=== Task inputs ===
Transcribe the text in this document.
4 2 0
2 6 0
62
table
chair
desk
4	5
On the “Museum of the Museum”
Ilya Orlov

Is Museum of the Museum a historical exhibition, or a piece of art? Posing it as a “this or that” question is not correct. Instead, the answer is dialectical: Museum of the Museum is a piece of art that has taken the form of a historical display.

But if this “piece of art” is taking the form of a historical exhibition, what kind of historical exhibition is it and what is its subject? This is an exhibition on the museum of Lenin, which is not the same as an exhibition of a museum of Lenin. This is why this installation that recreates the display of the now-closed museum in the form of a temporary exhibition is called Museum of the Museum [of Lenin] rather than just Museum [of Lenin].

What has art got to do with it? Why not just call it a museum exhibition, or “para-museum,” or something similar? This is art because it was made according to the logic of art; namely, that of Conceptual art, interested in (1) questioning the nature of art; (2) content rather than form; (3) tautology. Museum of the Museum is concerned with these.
===
_Task to carry out_.
Pick out the lines containing the string "piece".

_Reply_.
Is Museum of the Museum a historical exhibition, or a piece of art? Posing it as a “this or that” question is not correct. Instead, the answer is dialectical: Museum of the Museum is a piece of art that has taken the form of a historical display.
But if this “piece of art” is taking the form of a historical exhibition, what kind of historical exhibition is it and what is its subject? This is an exhibition on the museum of Lenin, which is not the same as an exhibition of a museum of Lenin. This is why this installation that recreates the display of the now-closed museum in the form of a temporary exhibition is called Museum of the Museum [of Lenin] rather than just Museum [of Lenin].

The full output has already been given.